| Quoted text |

---------------

Google Announces Open Handset Alliance; There Is No GPhone
Google confirmed the worst-kept secret in tech, that they have developed an operating system for cell phones, called “Android”, and have built the “Open Handset Alliance” to develop open phones that support it. This caps year-long rumors that Google was making a “GPhone”, rumors “confirmed” by every major tech blog.
Will those blogs apologize for getting it wrong?
Lets get to the news, first. According to Google, “Android™ will deliver a complete set of software for mobile devices: an operating system, middleware and key mobile applications”. The idea behind all of this is to be open, so applications will have access to all of the phone’s technology and functions (as opposed to Verizon phones, which disable features except for VCrap/VCast paid application).
Android is built on Linux, making it familiar to many current software developers, and it is open source. Phones will not be able to lock out third party applications, or give special priveleges to their own apps, with users able to change literally anything and everything about their phone’s software.

---------------

| Given data |

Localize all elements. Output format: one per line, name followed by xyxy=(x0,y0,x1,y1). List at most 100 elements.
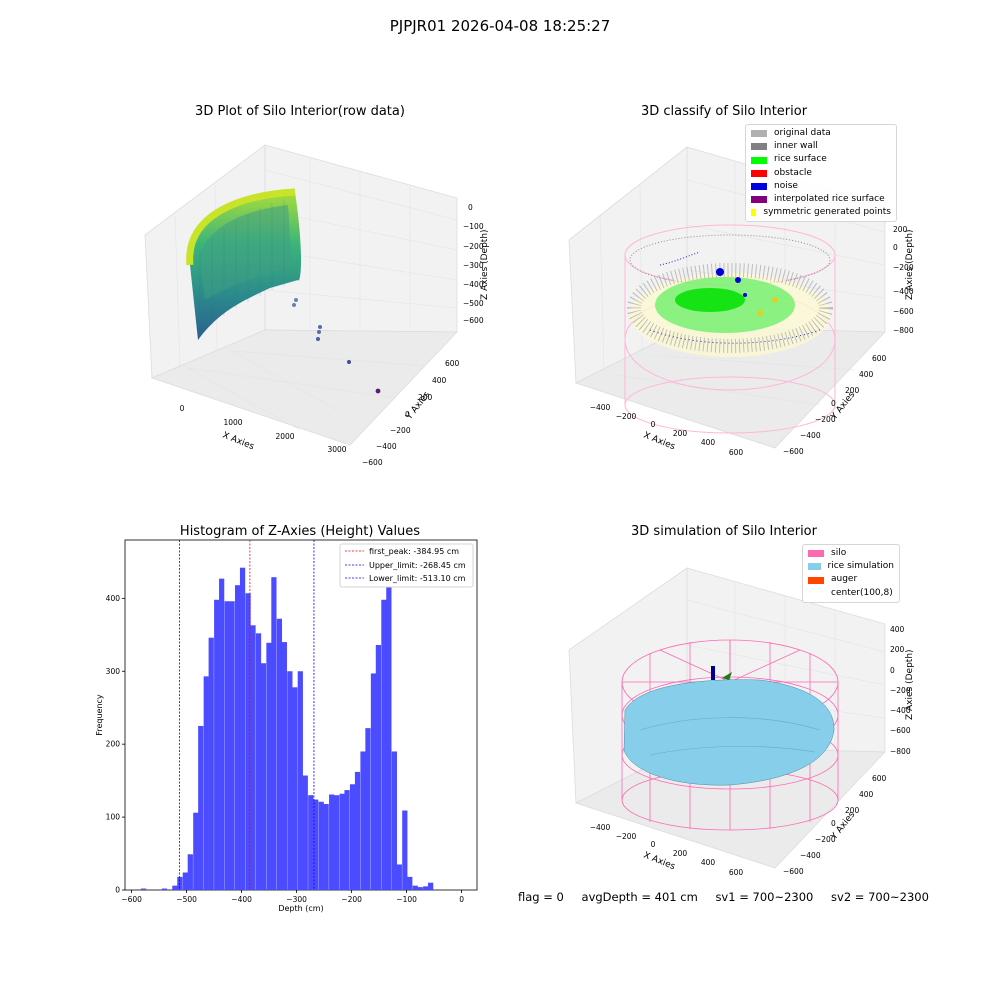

---------------

| What needs to be done |
Edit the Android announcement article between "Lets get to" and "VCrap/VCast paid application).", inclusive, and give that stretch again with "middleware" changed to "system libraries".

| Solution |
Lets get to the news, first. According to Google, “Android™ will deliver a complete set of software for mobile devices: an operating system, system libraries and key mobile applications”. The idea behind all of this is to be open, so applications will have access to all of the phone’s technology and functions (as opposed to Verizon phones, which disable features except for VCrap/VCast paid application).